Leave the pictures out and transcribe every record exactly.

════════════════════

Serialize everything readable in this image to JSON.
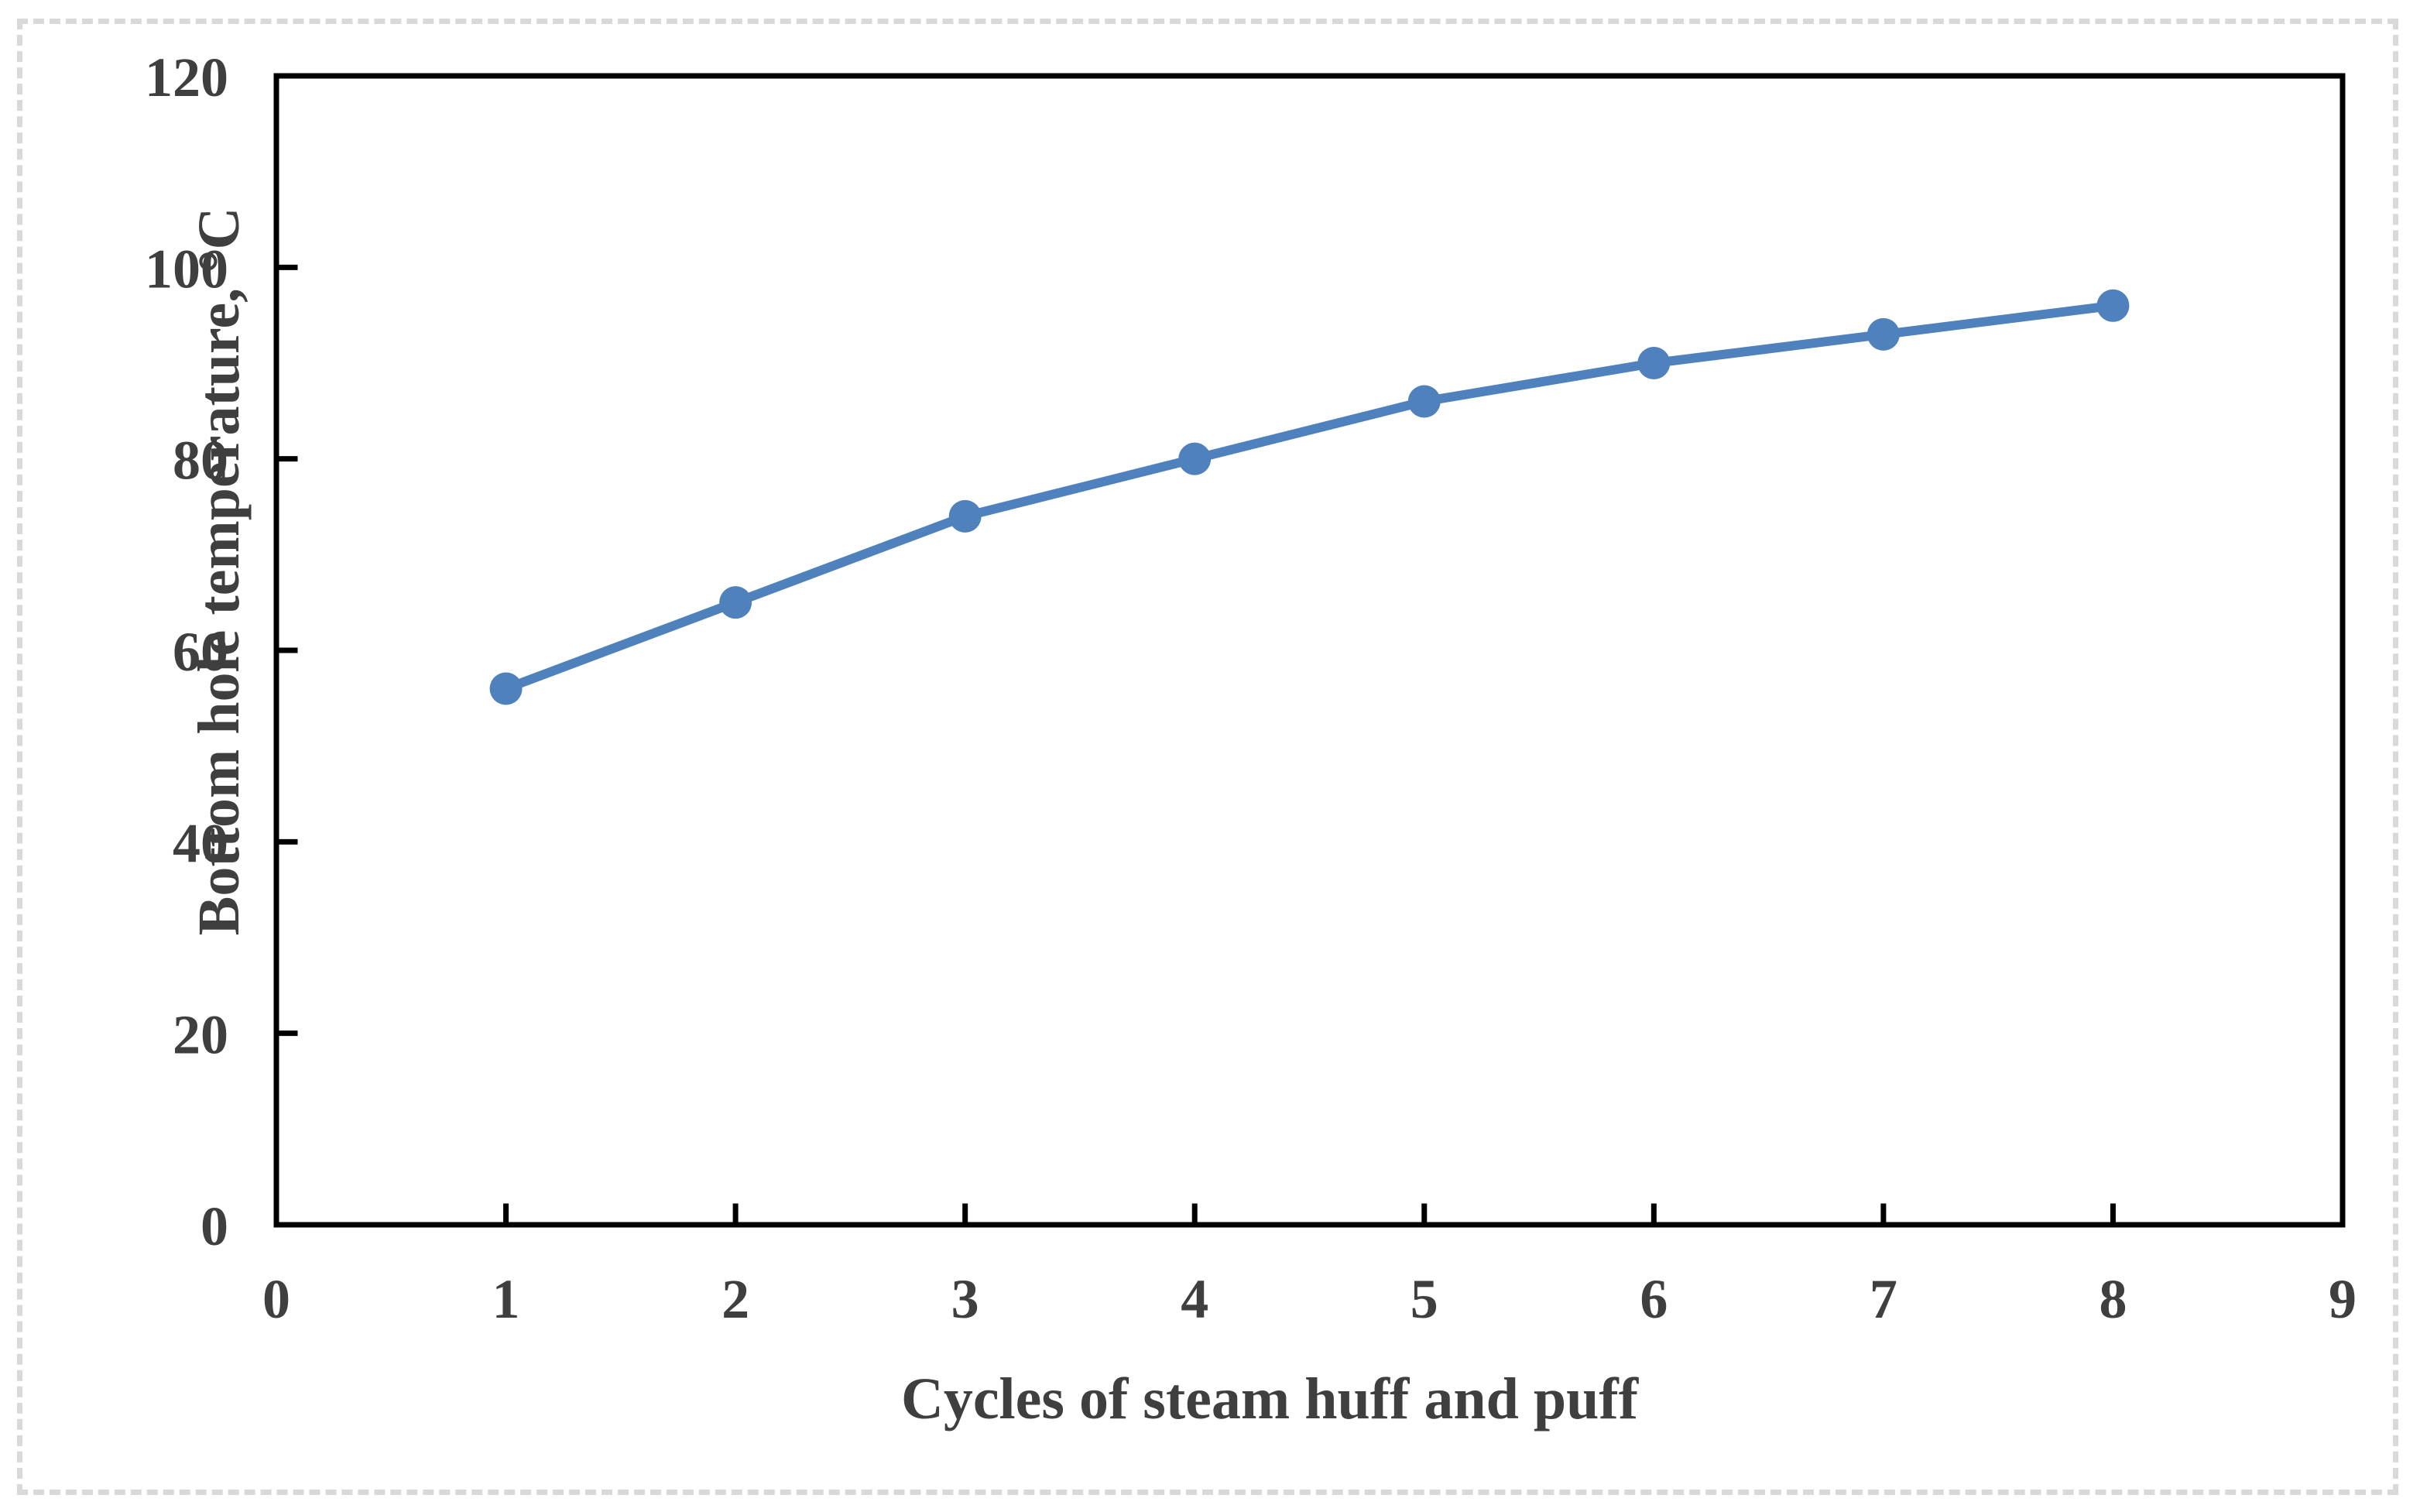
{
  "figure": {
    "background_color": "#ffffff",
    "border_color": "#d9d9d9"
  },
  "chart_data": {
    "type": "line",
    "title": "",
    "xlabel": "Cycles of steam huff and puff",
    "ylabel": "Bottom hole temperature, °C",
    "x": [
      1,
      2,
      3,
      4,
      5,
      6,
      7,
      8
    ],
    "series": [
      {
        "name": "Bottom hole temperature",
        "color": "#4F81BD",
        "marker": "circle",
        "values": [
          56,
          65,
          74,
          80,
          86,
          90,
          93,
          96
        ]
      }
    ],
    "xlim": [
      0,
      9
    ],
    "ylim": [
      0,
      120
    ],
    "x_ticks": [
      0,
      1,
      2,
      3,
      4,
      5,
      6,
      7,
      8,
      9
    ],
    "x_tick_labels": [
      "0",
      "1",
      "2",
      "3",
      "4",
      "5",
      "6",
      "7",
      "8",
      "9"
    ],
    "y_ticks": [
      0,
      20,
      40,
      60,
      80,
      100,
      120
    ],
    "y_tick_labels": [
      "0",
      "20",
      "40",
      "60",
      "80",
      "100",
      "120"
    ],
    "grid": false,
    "legend": false,
    "tick_style": "inside",
    "axis_color": "#000000",
    "tick_label_color": "#3f3f3f"
  }
}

════════════════════

▸ **Solution to the problem**:
Serialize everything readable in this image to JSON.
{
  "figure": {
    "background_color": "#ffffff",
    "border_color": "#d9d9d9"
  },
  "chart_data": {
    "type": "line",
    "title": "",
    "xlabel": "Cycles of steam huff and puff",
    "ylabel": "Bottom hole temperature, °C",
    "x": [
      1,
      2,
      3,
      4,
      5,
      6,
      7,
      8
    ],
    "series": [
      {
        "name": "Bottom hole temperature",
        "color": "#4F81BD",
        "marker": "circle",
        "values": [
          56,
          65,
          74,
          80,
          86,
          90,
          93,
          96
        ]
      }
    ],
    "xlim": [
      0,
      9
    ],
    "ylim": [
      0,
      120
    ],
    "x_ticks": [
      0,
      1,
      2,
      3,
      4,
      5,
      6,
      7,
      8,
      9
    ],
    "x_tick_labels": [
      "0",
      "1",
      "2",
      "3",
      "4",
      "5",
      "6",
      "7",
      "8",
      "9"
    ],
    "y_ticks": [
      0,
      20,
      40,
      60,
      80,
      100,
      120
    ],
    "y_tick_labels": [
      "0",
      "20",
      "40",
      "60",
      "80",
      "100",
      "120"
    ],
    "grid": false,
    "legend": false,
    "tick_style": "inside",
    "axis_color": "#000000",
    "tick_label_color": "#3f3f3f"
  }
}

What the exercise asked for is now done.